#### Exercise objective
Omit the images, then print each record below exactly as it reads.

(Figure dataset records)
** Start **

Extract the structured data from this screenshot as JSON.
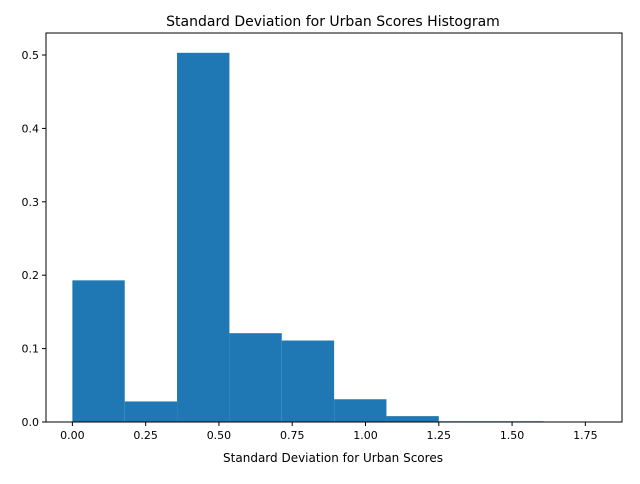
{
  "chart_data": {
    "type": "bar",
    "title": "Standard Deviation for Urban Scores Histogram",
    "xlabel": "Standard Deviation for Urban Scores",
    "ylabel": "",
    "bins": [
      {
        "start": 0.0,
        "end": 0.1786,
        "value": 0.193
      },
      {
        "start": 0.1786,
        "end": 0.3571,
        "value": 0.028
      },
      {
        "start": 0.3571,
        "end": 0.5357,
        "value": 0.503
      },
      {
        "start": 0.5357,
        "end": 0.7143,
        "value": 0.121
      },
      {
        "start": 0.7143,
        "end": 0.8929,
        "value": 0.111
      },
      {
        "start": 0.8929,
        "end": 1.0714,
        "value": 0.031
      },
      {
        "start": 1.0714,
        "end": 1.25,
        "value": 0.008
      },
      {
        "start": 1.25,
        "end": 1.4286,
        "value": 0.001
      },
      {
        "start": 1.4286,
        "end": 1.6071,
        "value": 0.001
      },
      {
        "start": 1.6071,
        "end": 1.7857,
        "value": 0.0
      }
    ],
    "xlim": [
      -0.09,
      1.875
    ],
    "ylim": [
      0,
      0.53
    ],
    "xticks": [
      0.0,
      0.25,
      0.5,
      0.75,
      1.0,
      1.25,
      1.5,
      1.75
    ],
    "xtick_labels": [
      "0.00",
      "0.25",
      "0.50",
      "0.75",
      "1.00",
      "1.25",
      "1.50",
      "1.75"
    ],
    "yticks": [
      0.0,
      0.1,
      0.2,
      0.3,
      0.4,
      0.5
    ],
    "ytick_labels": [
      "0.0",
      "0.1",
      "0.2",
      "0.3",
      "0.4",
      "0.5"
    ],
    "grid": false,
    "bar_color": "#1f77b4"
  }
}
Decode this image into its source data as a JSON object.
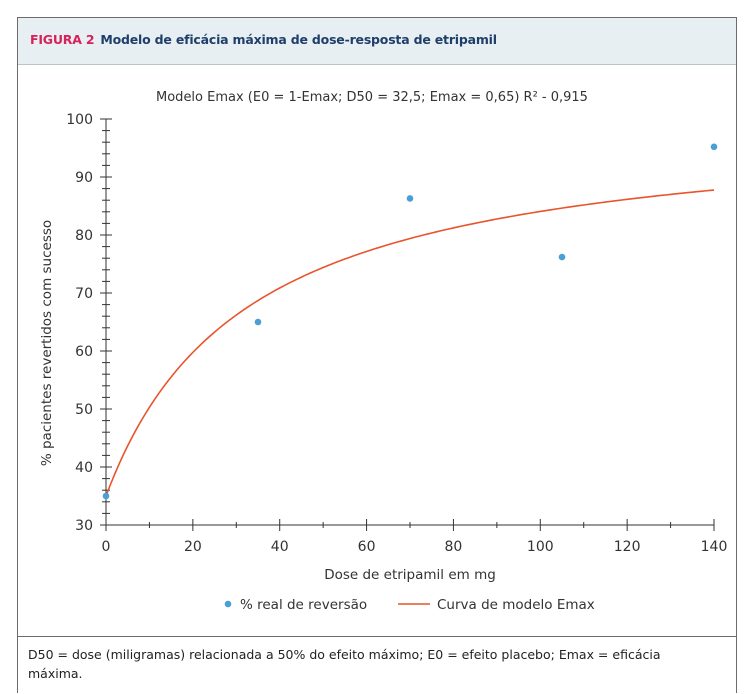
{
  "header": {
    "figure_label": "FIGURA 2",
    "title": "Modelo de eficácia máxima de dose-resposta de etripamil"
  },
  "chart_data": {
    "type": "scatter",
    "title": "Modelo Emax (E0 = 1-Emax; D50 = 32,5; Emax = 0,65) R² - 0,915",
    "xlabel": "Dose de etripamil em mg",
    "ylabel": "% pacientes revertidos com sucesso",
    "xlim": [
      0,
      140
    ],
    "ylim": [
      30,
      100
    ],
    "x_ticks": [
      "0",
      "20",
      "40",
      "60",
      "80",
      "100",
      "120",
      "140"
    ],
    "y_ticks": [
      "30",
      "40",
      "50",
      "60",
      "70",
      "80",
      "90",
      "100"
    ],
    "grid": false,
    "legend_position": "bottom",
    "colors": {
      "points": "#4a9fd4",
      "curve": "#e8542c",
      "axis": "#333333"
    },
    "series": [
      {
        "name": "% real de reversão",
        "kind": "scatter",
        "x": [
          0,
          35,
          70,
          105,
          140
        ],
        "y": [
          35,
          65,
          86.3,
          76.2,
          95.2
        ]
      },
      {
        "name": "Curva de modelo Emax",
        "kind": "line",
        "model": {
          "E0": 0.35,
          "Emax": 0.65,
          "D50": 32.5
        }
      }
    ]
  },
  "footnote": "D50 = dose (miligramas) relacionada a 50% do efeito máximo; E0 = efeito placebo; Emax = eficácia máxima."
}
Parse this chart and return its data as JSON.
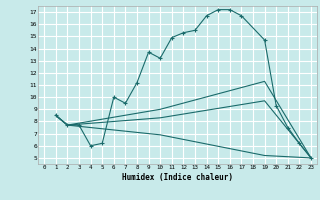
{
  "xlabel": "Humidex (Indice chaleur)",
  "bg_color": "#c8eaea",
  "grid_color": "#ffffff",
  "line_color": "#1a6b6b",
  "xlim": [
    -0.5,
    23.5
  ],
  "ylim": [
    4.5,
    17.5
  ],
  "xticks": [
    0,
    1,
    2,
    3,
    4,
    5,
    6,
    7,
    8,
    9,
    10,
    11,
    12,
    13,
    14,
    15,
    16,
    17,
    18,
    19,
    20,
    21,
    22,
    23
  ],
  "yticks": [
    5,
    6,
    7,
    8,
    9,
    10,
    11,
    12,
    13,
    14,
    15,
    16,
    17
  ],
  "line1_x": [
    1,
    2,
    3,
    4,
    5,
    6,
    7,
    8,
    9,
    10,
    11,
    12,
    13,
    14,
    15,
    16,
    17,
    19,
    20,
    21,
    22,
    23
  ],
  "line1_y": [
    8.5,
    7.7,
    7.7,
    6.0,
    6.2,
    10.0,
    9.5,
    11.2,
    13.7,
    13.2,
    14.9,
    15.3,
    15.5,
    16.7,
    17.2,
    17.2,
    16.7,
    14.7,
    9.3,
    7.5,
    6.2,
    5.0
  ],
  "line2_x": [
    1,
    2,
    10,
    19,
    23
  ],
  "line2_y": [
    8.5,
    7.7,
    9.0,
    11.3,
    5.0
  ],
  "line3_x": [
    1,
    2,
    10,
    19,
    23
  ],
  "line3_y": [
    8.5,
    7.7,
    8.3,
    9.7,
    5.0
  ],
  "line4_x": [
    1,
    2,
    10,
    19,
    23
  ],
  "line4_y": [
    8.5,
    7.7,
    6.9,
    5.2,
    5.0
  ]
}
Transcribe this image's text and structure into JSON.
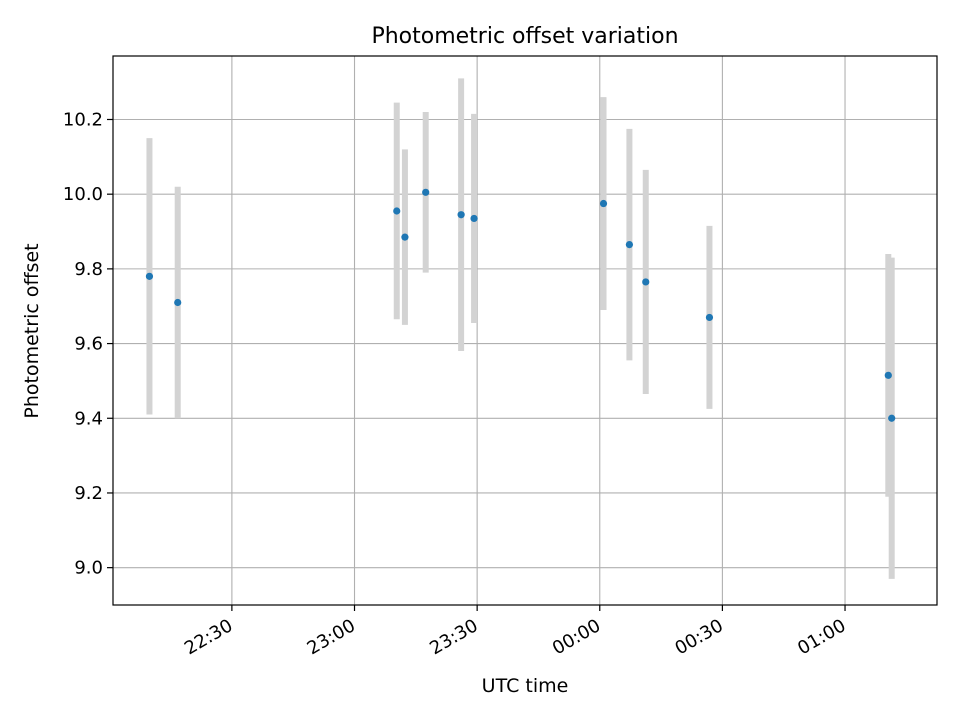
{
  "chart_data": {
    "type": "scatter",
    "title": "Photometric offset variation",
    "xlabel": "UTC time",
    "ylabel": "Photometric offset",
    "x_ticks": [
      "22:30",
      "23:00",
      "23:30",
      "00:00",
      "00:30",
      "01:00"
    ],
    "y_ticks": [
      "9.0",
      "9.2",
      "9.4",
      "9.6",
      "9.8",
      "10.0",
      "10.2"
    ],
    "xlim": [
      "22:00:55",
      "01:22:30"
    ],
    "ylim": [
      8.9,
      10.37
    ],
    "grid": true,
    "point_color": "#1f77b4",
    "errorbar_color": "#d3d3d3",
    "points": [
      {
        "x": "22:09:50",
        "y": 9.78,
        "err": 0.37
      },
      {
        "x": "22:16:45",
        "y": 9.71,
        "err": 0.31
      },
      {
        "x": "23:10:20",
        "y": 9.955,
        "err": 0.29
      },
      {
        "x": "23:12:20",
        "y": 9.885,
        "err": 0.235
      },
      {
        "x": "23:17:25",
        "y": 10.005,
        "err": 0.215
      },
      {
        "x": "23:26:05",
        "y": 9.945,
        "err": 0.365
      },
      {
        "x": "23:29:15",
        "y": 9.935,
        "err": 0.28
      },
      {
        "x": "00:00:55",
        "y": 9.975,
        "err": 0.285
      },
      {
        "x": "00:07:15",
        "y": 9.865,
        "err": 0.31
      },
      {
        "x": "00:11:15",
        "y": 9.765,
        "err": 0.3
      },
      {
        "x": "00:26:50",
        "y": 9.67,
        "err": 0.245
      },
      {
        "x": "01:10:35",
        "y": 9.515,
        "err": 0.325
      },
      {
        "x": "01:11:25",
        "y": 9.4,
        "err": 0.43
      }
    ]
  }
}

** End **

#### Answer below
Extract the structured data from this screenshot as JSON.
{
  "chart_data": {
    "type": "bar",
    "title": "Standard Deviation for Urban Scores Histogram",
    "xlabel": "Standard Deviation for Urban Scores",
    "ylabel": "",
    "bins": [
      {
        "start": 0.0,
        "end": 0.1786,
        "value": 0.193
      },
      {
        "start": 0.1786,
        "end": 0.3571,
        "value": 0.028
      },
      {
        "start": 0.3571,
        "end": 0.5357,
        "value": 0.503
      },
      {
        "start": 0.5357,
        "end": 0.7143,
        "value": 0.121
      },
      {
        "start": 0.7143,
        "end": 0.8929,
        "value": 0.111
      },
      {
        "start": 0.8929,
        "end": 1.0714,
        "value": 0.031
      },
      {
        "start": 1.0714,
        "end": 1.25,
        "value": 0.008
      },
      {
        "start": 1.25,
        "end": 1.4286,
        "value": 0.001
      },
      {
        "start": 1.4286,
        "end": 1.6071,
        "value": 0.001
      },
      {
        "start": 1.6071,
        "end": 1.7857,
        "value": 0.0
      }
    ],
    "xlim": [
      -0.09,
      1.875
    ],
    "ylim": [
      0,
      0.53
    ],
    "xticks": [
      0.0,
      0.25,
      0.5,
      0.75,
      1.0,
      1.25,
      1.5,
      1.75
    ],
    "xtick_labels": [
      "0.00",
      "0.25",
      "0.50",
      "0.75",
      "1.00",
      "1.25",
      "1.50",
      "1.75"
    ],
    "yticks": [
      0.0,
      0.1,
      0.2,
      0.3,
      0.4,
      0.5
    ],
    "ytick_labels": [
      "0.0",
      "0.1",
      "0.2",
      "0.3",
      "0.4",
      "0.5"
    ],
    "grid": false,
    "bar_color": "#1f77b4"
  }
}
Decode this image into its source data as a JSON object.
{
  "header": {
    "figure_label": "FIGURA 2",
    "title": "Modelo de eficácia máxima de dose-resposta de etripamil"
  },
  "chart_data": {
    "type": "scatter",
    "title": "Modelo Emax (E0 = 1-Emax; D50 = 32,5; Emax = 0,65) R² - 0,915",
    "xlabel": "Dose de etripamil em mg",
    "ylabel": "% pacientes revertidos com sucesso",
    "xlim": [
      0,
      140
    ],
    "ylim": [
      30,
      100
    ],
    "x_ticks": [
      "0",
      "20",
      "40",
      "60",
      "80",
      "100",
      "120",
      "140"
    ],
    "y_ticks": [
      "30",
      "40",
      "50",
      "60",
      "70",
      "80",
      "90",
      "100"
    ],
    "grid": false,
    "legend_position": "bottom",
    "colors": {
      "points": "#4a9fd4",
      "curve": "#e8542c",
      "axis": "#333333"
    },
    "series": [
      {
        "name": "% real de reversão",
        "kind": "scatter",
        "x": [
          0,
          35,
          70,
          105,
          140
        ],
        "y": [
          35,
          65,
          86.3,
          76.2,
          95.2
        ]
      },
      {
        "name": "Curva de modelo Emax",
        "kind": "line",
        "model": {
          "E0": 0.35,
          "Emax": 0.65,
          "D50": 32.5
        }
      }
    ]
  },
  "footnote": "D50 = dose (miligramas) relacionada a 50% do efeito máximo; E0 = efeito placebo; Emax = eficácia máxima."
}
Parse this chart and return its data as JSON.
{
  "xlabel": "Humidex (Indice chaleur)",
  "bg_color": "#c8eaea",
  "grid_color": "#ffffff",
  "line_color": "#1a6b6b",
  "xlim": [
    -0.5,
    23.5
  ],
  "ylim": [
    4.5,
    17.5
  ],
  "xticks": [
    0,
    1,
    2,
    3,
    4,
    5,
    6,
    7,
    8,
    9,
    10,
    11,
    12,
    13,
    14,
    15,
    16,
    17,
    18,
    19,
    20,
    21,
    22,
    23
  ],
  "yticks": [
    5,
    6,
    7,
    8,
    9,
    10,
    11,
    12,
    13,
    14,
    15,
    16,
    17
  ],
  "line1_x": [
    1,
    2,
    3,
    4,
    5,
    6,
    7,
    8,
    9,
    10,
    11,
    12,
    13,
    14,
    15,
    16,
    17,
    19,
    20,
    21,
    22,
    23
  ],
  "line1_y": [
    8.5,
    7.7,
    7.7,
    6.0,
    6.2,
    10.0,
    9.5,
    11.2,
    13.7,
    13.2,
    14.9,
    15.3,
    15.5,
    16.7,
    17.2,
    17.2,
    16.7,
    14.7,
    9.3,
    7.5,
    6.2,
    5.0
  ],
  "line2_x": [
    1,
    2,
    10,
    19,
    23
  ],
  "line2_y": [
    8.5,
    7.7,
    9.0,
    11.3,
    5.0
  ],
  "line3_x": [
    1,
    2,
    10,
    19,
    23
  ],
  "line3_y": [
    8.5,
    7.7,
    8.3,
    9.7,
    5.0
  ],
  "line4_x": [
    1,
    2,
    10,
    19,
    23
  ],
  "line4_y": [
    8.5,
    7.7,
    6.9,
    5.2,
    5.0
  ]
}
Transcribe this image's text and structure into JSON.
{
  "chart_data": {
    "type": "scatter",
    "title": "Photometric offset variation",
    "xlabel": "UTC time",
    "ylabel": "Photometric offset",
    "x_ticks": [
      "22:30",
      "23:00",
      "23:30",
      "00:00",
      "00:30",
      "01:00"
    ],
    "y_ticks": [
      "9.0",
      "9.2",
      "9.4",
      "9.6",
      "9.8",
      "10.0",
      "10.2"
    ],
    "xlim": [
      "22:00:55",
      "01:22:30"
    ],
    "ylim": [
      8.9,
      10.37
    ],
    "grid": true,
    "point_color": "#1f77b4",
    "errorbar_color": "#d3d3d3",
    "points": [
      {
        "x": "22:09:50",
        "y": 9.78,
        "err": 0.37
      },
      {
        "x": "22:16:45",
        "y": 9.71,
        "err": 0.31
      },
      {
        "x": "23:10:20",
        "y": 9.955,
        "err": 0.29
      },
      {
        "x": "23:12:20",
        "y": 9.885,
        "err": 0.235
      },
      {
        "x": "23:17:25",
        "y": 10.005,
        "err": 0.215
      },
      {
        "x": "23:26:05",
        "y": 9.945,
        "err": 0.365
      },
      {
        "x": "23:29:15",
        "y": 9.935,
        "err": 0.28
      },
      {
        "x": "00:00:55",
        "y": 9.975,
        "err": 0.285
      },
      {
        "x": "00:07:15",
        "y": 9.865,
        "err": 0.31
      },
      {
        "x": "00:11:15",
        "y": 9.765,
        "err": 0.3
      },
      {
        "x": "00:26:50",
        "y": 9.67,
        "err": 0.245
      },
      {
        "x": "01:10:35",
        "y": 9.515,
        "err": 0.325
      },
      {
        "x": "01:11:25",
        "y": 9.4,
        "err": 0.43
      }
    ]
  }
}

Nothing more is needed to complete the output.